[STATED EXERCISE]
What follows is a block of records; reproduce all of it verbatim.

** Start of DATA SECTION **

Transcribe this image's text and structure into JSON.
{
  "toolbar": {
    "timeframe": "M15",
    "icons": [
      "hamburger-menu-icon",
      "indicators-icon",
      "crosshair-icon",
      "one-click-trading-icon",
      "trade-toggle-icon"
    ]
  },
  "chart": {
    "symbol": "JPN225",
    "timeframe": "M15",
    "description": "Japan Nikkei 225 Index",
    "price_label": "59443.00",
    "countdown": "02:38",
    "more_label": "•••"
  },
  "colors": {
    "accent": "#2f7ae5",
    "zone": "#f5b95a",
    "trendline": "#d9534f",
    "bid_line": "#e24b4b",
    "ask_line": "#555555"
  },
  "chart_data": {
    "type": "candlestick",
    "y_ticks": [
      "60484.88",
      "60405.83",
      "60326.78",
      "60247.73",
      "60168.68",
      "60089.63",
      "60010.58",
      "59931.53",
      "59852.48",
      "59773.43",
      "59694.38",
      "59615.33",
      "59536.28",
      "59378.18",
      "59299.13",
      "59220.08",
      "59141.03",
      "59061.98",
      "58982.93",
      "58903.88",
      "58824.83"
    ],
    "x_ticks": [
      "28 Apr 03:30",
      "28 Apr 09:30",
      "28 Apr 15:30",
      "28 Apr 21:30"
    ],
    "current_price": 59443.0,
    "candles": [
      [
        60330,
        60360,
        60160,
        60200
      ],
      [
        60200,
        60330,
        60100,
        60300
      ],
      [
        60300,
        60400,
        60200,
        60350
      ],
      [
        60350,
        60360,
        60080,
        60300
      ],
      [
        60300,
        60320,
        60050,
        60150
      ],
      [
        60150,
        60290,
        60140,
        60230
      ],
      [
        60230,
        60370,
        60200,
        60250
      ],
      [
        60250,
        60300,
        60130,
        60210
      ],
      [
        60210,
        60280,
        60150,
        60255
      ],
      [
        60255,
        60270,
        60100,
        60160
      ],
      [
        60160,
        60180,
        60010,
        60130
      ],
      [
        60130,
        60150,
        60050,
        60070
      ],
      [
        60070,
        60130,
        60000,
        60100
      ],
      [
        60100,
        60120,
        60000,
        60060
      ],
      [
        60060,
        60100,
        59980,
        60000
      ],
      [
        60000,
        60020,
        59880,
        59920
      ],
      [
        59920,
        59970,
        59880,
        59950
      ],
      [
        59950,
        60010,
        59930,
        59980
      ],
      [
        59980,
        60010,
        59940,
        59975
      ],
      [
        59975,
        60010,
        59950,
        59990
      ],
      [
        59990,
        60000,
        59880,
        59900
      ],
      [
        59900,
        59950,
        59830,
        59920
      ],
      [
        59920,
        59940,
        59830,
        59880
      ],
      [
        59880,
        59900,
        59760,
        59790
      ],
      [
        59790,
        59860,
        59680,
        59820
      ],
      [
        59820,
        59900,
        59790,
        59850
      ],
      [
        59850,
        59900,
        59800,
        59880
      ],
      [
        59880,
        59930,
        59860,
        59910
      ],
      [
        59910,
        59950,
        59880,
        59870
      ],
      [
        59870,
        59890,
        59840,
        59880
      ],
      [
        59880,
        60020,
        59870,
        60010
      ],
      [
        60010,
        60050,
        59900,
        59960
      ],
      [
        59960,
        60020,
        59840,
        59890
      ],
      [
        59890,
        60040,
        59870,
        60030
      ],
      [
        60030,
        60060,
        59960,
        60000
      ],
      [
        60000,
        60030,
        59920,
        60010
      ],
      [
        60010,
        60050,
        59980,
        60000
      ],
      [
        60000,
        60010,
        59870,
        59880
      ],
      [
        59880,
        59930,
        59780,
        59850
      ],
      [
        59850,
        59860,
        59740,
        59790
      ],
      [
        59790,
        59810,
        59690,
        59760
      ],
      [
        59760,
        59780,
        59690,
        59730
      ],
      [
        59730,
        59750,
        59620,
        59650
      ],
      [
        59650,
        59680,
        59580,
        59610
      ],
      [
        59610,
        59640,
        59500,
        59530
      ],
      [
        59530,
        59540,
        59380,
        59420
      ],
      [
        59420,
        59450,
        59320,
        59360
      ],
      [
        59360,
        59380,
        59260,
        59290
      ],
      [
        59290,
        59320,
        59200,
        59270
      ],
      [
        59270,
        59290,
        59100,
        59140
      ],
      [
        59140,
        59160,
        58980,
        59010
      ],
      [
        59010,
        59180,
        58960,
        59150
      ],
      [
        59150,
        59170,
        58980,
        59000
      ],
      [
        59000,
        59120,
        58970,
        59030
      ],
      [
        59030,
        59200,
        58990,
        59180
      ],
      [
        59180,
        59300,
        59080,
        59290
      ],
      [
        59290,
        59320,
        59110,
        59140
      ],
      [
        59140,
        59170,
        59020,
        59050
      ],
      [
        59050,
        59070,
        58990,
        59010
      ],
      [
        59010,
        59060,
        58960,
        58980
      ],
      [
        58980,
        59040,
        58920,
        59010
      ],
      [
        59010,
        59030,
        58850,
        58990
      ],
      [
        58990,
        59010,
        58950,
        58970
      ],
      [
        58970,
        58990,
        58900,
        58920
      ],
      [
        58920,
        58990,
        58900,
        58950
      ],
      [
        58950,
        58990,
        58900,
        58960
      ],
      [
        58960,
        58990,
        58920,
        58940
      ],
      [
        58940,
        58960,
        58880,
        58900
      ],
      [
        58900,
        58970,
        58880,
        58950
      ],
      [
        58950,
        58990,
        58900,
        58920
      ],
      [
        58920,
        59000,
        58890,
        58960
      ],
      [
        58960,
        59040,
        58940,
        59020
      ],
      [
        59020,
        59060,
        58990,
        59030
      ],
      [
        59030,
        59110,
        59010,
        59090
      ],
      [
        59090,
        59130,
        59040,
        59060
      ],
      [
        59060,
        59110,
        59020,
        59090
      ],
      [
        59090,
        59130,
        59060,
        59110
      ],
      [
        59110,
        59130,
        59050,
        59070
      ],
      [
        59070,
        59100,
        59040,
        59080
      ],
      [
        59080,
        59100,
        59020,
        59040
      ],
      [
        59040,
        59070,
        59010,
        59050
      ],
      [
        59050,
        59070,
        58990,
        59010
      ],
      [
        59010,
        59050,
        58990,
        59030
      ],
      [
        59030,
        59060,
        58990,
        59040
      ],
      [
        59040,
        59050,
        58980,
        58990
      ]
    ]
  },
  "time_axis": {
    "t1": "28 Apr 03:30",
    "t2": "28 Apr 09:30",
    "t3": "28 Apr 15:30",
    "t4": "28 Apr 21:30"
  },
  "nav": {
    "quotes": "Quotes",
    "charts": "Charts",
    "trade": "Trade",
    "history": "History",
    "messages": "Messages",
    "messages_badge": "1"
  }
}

** End of DATA SECTION **

[OUTPUT OF THE TASK]
Transcribe this image's text and structure into JSON.
{
  "toolbar": {
    "timeframe": "M15",
    "icons": [
      "hamburger-menu-icon",
      "indicators-icon",
      "crosshair-icon",
      "one-click-trading-icon",
      "trade-toggle-icon"
    ]
  },
  "chart": {
    "symbol": "JPN225",
    "timeframe": "M15",
    "description": "Japan Nikkei 225 Index",
    "price_label": "59443.00",
    "countdown": "02:38",
    "more_label": "•••"
  },
  "colors": {
    "accent": "#2f7ae5",
    "zone": "#f5b95a",
    "trendline": "#d9534f",
    "bid_line": "#e24b4b",
    "ask_line": "#555555"
  },
  "chart_data": {
    "type": "candlestick",
    "y_ticks": [
      "60484.88",
      "60405.83",
      "60326.78",
      "60247.73",
      "60168.68",
      "60089.63",
      "60010.58",
      "59931.53",
      "59852.48",
      "59773.43",
      "59694.38",
      "59615.33",
      "59536.28",
      "59378.18",
      "59299.13",
      "59220.08",
      "59141.03",
      "59061.98",
      "58982.93",
      "58903.88",
      "58824.83"
    ],
    "x_ticks": [
      "28 Apr 03:30",
      "28 Apr 09:30",
      "28 Apr 15:30",
      "28 Apr 21:30"
    ],
    "current_price": 59443.0,
    "candles": [
      [
        60330,
        60360,
        60160,
        60200
      ],
      [
        60200,
        60330,
        60100,
        60300
      ],
      [
        60300,
        60400,
        60200,
        60350
      ],
      [
        60350,
        60360,
        60080,
        60300
      ],
      [
        60300,
        60320,
        60050,
        60150
      ],
      [
        60150,
        60290,
        60140,
        60230
      ],
      [
        60230,
        60370,
        60200,
        60250
      ],
      [
        60250,
        60300,
        60130,
        60210
      ],
      [
        60210,
        60280,
        60150,
        60255
      ],
      [
        60255,
        60270,
        60100,
        60160
      ],
      [
        60160,
        60180,
        60010,
        60130
      ],
      [
        60130,
        60150,
        60050,
        60070
      ],
      [
        60070,
        60130,
        60000,
        60100
      ],
      [
        60100,
        60120,
        60000,
        60060
      ],
      [
        60060,
        60100,
        59980,
        60000
      ],
      [
        60000,
        60020,
        59880,
        59920
      ],
      [
        59920,
        59970,
        59880,
        59950
      ],
      [
        59950,
        60010,
        59930,
        59980
      ],
      [
        59980,
        60010,
        59940,
        59975
      ],
      [
        59975,
        60010,
        59950,
        59990
      ],
      [
        59990,
        60000,
        59880,
        59900
      ],
      [
        59900,
        59950,
        59830,
        59920
      ],
      [
        59920,
        59940,
        59830,
        59880
      ],
      [
        59880,
        59900,
        59760,
        59790
      ],
      [
        59790,
        59860,
        59680,
        59820
      ],
      [
        59820,
        59900,
        59790,
        59850
      ],
      [
        59850,
        59900,
        59800,
        59880
      ],
      [
        59880,
        59930,
        59860,
        59910
      ],
      [
        59910,
        59950,
        59880,
        59870
      ],
      [
        59870,
        59890,
        59840,
        59880
      ],
      [
        59880,
        60020,
        59870,
        60010
      ],
      [
        60010,
        60050,
        59900,
        59960
      ],
      [
        59960,
        60020,
        59840,
        59890
      ],
      [
        59890,
        60040,
        59870,
        60030
      ],
      [
        60030,
        60060,
        59960,
        60000
      ],
      [
        60000,
        60030,
        59920,
        60010
      ],
      [
        60010,
        60050,
        59980,
        60000
      ],
      [
        60000,
        60010,
        59870,
        59880
      ],
      [
        59880,
        59930,
        59780,
        59850
      ],
      [
        59850,
        59860,
        59740,
        59790
      ],
      [
        59790,
        59810,
        59690,
        59760
      ],
      [
        59760,
        59780,
        59690,
        59730
      ],
      [
        59730,
        59750,
        59620,
        59650
      ],
      [
        59650,
        59680,
        59580,
        59610
      ],
      [
        59610,
        59640,
        59500,
        59530
      ],
      [
        59530,
        59540,
        59380,
        59420
      ],
      [
        59420,
        59450,
        59320,
        59360
      ],
      [
        59360,
        59380,
        59260,
        59290
      ],
      [
        59290,
        59320,
        59200,
        59270
      ],
      [
        59270,
        59290,
        59100,
        59140
      ],
      [
        59140,
        59160,
        58980,
        59010
      ],
      [
        59010,
        59180,
        58960,
        59150
      ],
      [
        59150,
        59170,
        58980,
        59000
      ],
      [
        59000,
        59120,
        58970,
        59030
      ],
      [
        59030,
        59200,
        58990,
        59180
      ],
      [
        59180,
        59300,
        59080,
        59290
      ],
      [
        59290,
        59320,
        59110,
        59140
      ],
      [
        59140,
        59170,
        59020,
        59050
      ],
      [
        59050,
        59070,
        58990,
        59010
      ],
      [
        59010,
        59060,
        58960,
        58980
      ],
      [
        58980,
        59040,
        58920,
        59010
      ],
      [
        59010,
        59030,
        58850,
        58990
      ],
      [
        58990,
        59010,
        58950,
        58970
      ],
      [
        58970,
        58990,
        58900,
        58920
      ],
      [
        58920,
        58990,
        58900,
        58950
      ],
      [
        58950,
        58990,
        58900,
        58960
      ],
      [
        58960,
        58990,
        58920,
        58940
      ],
      [
        58940,
        58960,
        58880,
        58900
      ],
      [
        58900,
        58970,
        58880,
        58950
      ],
      [
        58950,
        58990,
        58900,
        58920
      ],
      [
        58920,
        59000,
        58890,
        58960
      ],
      [
        58960,
        59040,
        58940,
        59020
      ],
      [
        59020,
        59060,
        58990,
        59030
      ],
      [
        59030,
        59110,
        59010,
        59090
      ],
      [
        59090,
        59130,
        59040,
        59060
      ],
      [
        59060,
        59110,
        59020,
        59090
      ],
      [
        59090,
        59130,
        59060,
        59110
      ],
      [
        59110,
        59130,
        59050,
        59070
      ],
      [
        59070,
        59100,
        59040,
        59080
      ],
      [
        59080,
        59100,
        59020,
        59040
      ],
      [
        59040,
        59070,
        59010,
        59050
      ],
      [
        59050,
        59070,
        58990,
        59010
      ],
      [
        59010,
        59050,
        58990,
        59030
      ],
      [
        59030,
        59060,
        58990,
        59040
      ],
      [
        59040,
        59050,
        58980,
        58990
      ]
    ]
  },
  "time_axis": {
    "t1": "28 Apr 03:30",
    "t2": "28 Apr 09:30",
    "t3": "28 Apr 15:30",
    "t4": "28 Apr 21:30"
  },
  "nav": {
    "quotes": "Quotes",
    "charts": "Charts",
    "trade": "Trade",
    "history": "History",
    "messages": "Messages",
    "messages_badge": "1"
  }
}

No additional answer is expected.